— WHAT TO DO —
Read the data and repeat it in full, exactly.

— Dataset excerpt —
'''

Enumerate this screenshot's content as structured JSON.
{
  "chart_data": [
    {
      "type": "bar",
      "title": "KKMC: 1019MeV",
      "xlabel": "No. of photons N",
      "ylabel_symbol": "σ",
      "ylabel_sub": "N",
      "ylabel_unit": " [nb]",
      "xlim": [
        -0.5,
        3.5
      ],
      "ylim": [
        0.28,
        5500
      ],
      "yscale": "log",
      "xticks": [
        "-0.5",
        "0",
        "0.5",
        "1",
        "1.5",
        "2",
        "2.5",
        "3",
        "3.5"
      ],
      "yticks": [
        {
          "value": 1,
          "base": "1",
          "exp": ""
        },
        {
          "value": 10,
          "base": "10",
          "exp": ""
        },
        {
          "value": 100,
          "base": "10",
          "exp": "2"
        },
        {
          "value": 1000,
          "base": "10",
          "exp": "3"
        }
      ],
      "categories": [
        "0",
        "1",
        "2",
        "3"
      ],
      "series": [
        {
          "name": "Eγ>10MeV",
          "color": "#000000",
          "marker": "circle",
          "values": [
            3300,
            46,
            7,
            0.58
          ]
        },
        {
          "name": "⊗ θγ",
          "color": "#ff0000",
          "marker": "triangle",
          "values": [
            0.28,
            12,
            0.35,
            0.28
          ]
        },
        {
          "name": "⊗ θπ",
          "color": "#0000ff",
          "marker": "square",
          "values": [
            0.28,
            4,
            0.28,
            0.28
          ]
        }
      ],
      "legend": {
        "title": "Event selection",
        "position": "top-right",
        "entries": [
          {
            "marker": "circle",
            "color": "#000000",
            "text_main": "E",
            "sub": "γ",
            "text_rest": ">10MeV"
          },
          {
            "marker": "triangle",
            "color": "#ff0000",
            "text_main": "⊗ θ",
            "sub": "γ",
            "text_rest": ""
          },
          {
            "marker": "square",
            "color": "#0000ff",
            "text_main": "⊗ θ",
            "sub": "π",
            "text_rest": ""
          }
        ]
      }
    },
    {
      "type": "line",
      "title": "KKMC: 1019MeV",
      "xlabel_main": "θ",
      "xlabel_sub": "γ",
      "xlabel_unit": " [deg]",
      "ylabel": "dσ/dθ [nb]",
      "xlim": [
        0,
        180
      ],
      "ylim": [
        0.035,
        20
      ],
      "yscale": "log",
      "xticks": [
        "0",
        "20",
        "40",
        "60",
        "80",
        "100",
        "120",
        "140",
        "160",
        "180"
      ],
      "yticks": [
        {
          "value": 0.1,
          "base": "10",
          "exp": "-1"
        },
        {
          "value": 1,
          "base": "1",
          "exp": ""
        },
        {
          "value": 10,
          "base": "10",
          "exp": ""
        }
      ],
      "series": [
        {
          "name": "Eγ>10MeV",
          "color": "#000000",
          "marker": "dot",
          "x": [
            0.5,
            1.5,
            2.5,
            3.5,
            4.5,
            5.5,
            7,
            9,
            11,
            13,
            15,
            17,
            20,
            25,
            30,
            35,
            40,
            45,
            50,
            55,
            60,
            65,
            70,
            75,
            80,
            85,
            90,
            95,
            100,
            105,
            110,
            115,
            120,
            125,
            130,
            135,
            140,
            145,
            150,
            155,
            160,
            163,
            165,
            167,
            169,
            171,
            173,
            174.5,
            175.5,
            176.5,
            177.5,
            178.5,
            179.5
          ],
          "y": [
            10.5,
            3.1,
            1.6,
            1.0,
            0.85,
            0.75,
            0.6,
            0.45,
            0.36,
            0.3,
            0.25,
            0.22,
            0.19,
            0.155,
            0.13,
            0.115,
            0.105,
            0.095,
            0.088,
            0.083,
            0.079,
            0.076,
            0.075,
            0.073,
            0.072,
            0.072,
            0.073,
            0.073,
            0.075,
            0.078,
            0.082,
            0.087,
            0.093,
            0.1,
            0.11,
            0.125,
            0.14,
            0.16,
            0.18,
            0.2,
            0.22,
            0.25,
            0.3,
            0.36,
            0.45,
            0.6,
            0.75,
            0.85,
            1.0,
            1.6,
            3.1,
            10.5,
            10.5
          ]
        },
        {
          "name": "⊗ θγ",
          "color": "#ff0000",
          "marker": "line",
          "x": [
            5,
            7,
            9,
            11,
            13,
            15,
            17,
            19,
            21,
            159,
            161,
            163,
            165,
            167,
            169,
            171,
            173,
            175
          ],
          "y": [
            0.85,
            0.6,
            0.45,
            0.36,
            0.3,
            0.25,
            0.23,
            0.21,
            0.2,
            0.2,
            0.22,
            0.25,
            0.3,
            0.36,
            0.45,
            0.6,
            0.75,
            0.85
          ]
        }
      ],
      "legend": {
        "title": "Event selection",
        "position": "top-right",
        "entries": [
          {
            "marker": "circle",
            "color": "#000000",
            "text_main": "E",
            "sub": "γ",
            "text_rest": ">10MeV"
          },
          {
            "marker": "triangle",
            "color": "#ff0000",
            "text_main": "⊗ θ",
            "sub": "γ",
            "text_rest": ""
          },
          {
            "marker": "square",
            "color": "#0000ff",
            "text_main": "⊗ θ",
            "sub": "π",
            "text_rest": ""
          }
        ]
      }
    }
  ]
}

'''

— RESULT OF THE TASK —
Enumerate this screenshot's content as structured JSON.
{
  "chart_data": [
    {
      "type": "bar",
      "title": "KKMC: 1019MeV",
      "xlabel": "No. of photons N",
      "ylabel_symbol": "σ",
      "ylabel_sub": "N",
      "ylabel_unit": " [nb]",
      "xlim": [
        -0.5,
        3.5
      ],
      "ylim": [
        0.28,
        5500
      ],
      "yscale": "log",
      "xticks": [
        "-0.5",
        "0",
        "0.5",
        "1",
        "1.5",
        "2",
        "2.5",
        "3",
        "3.5"
      ],
      "yticks": [
        {
          "value": 1,
          "base": "1",
          "exp": ""
        },
        {
          "value": 10,
          "base": "10",
          "exp": ""
        },
        {
          "value": 100,
          "base": "10",
          "exp": "2"
        },
        {
          "value": 1000,
          "base": "10",
          "exp": "3"
        }
      ],
      "categories": [
        "0",
        "1",
        "2",
        "3"
      ],
      "series": [
        {
          "name": "Eγ>10MeV",
          "color": "#000000",
          "marker": "circle",
          "values": [
            3300,
            46,
            7,
            0.58
          ]
        },
        {
          "name": "⊗ θγ",
          "color": "#ff0000",
          "marker": "triangle",
          "values": [
            0.28,
            12,
            0.35,
            0.28
          ]
        },
        {
          "name": "⊗ θπ",
          "color": "#0000ff",
          "marker": "square",
          "values": [
            0.28,
            4,
            0.28,
            0.28
          ]
        }
      ],
      "legend": {
        "title": "Event selection",
        "position": "top-right",
        "entries": [
          {
            "marker": "circle",
            "color": "#000000",
            "text_main": "E",
            "sub": "γ",
            "text_rest": ">10MeV"
          },
          {
            "marker": "triangle",
            "color": "#ff0000",
            "text_main": "⊗ θ",
            "sub": "γ",
            "text_rest": ""
          },
          {
            "marker": "square",
            "color": "#0000ff",
            "text_main": "⊗ θ",
            "sub": "π",
            "text_rest": ""
          }
        ]
      }
    },
    {
      "type": "line",
      "title": "KKMC: 1019MeV",
      "xlabel_main": "θ",
      "xlabel_sub": "γ",
      "xlabel_unit": " [deg]",
      "ylabel": "dσ/dθ [nb]",
      "xlim": [
        0,
        180
      ],
      "ylim": [
        0.035,
        20
      ],
      "yscale": "log",
      "xticks": [
        "0",
        "20",
        "40",
        "60",
        "80",
        "100",
        "120",
        "140",
        "160",
        "180"
      ],
      "yticks": [
        {
          "value": 0.1,
          "base": "10",
          "exp": "-1"
        },
        {
          "value": 1,
          "base": "1",
          "exp": ""
        },
        {
          "value": 10,
          "base": "10",
          "exp": ""
        }
      ],
      "series": [
        {
          "name": "Eγ>10MeV",
          "color": "#000000",
          "marker": "dot",
          "x": [
            0.5,
            1.5,
            2.5,
            3.5,
            4.5,
            5.5,
            7,
            9,
            11,
            13,
            15,
            17,
            20,
            25,
            30,
            35,
            40,
            45,
            50,
            55,
            60,
            65,
            70,
            75,
            80,
            85,
            90,
            95,
            100,
            105,
            110,
            115,
            120,
            125,
            130,
            135,
            140,
            145,
            150,
            155,
            160,
            163,
            165,
            167,
            169,
            171,
            173,
            174.5,
            175.5,
            176.5,
            177.5,
            178.5,
            179.5
          ],
          "y": [
            10.5,
            3.1,
            1.6,
            1.0,
            0.85,
            0.75,
            0.6,
            0.45,
            0.36,
            0.3,
            0.25,
            0.22,
            0.19,
            0.155,
            0.13,
            0.115,
            0.105,
            0.095,
            0.088,
            0.083,
            0.079,
            0.076,
            0.075,
            0.073,
            0.072,
            0.072,
            0.073,
            0.073,
            0.075,
            0.078,
            0.082,
            0.087,
            0.093,
            0.1,
            0.11,
            0.125,
            0.14,
            0.16,
            0.18,
            0.2,
            0.22,
            0.25,
            0.3,
            0.36,
            0.45,
            0.6,
            0.75,
            0.85,
            1.0,
            1.6,
            3.1,
            10.5,
            10.5
          ]
        },
        {
          "name": "⊗ θγ",
          "color": "#ff0000",
          "marker": "line",
          "x": [
            5,
            7,
            9,
            11,
            13,
            15,
            17,
            19,
            21,
            159,
            161,
            163,
            165,
            167,
            169,
            171,
            173,
            175
          ],
          "y": [
            0.85,
            0.6,
            0.45,
            0.36,
            0.3,
            0.25,
            0.23,
            0.21,
            0.2,
            0.2,
            0.22,
            0.25,
            0.3,
            0.36,
            0.45,
            0.6,
            0.75,
            0.85
          ]
        }
      ],
      "legend": {
        "title": "Event selection",
        "position": "top-right",
        "entries": [
          {
            "marker": "circle",
            "color": "#000000",
            "text_main": "E",
            "sub": "γ",
            "text_rest": ">10MeV"
          },
          {
            "marker": "triangle",
            "color": "#ff0000",
            "text_main": "⊗ θ",
            "sub": "γ",
            "text_rest": ""
          },
          {
            "marker": "square",
            "color": "#0000ff",
            "text_main": "⊗ θ",
            "sub": "π",
            "text_rest": ""
          }
        ]
      }
    }
  ]
}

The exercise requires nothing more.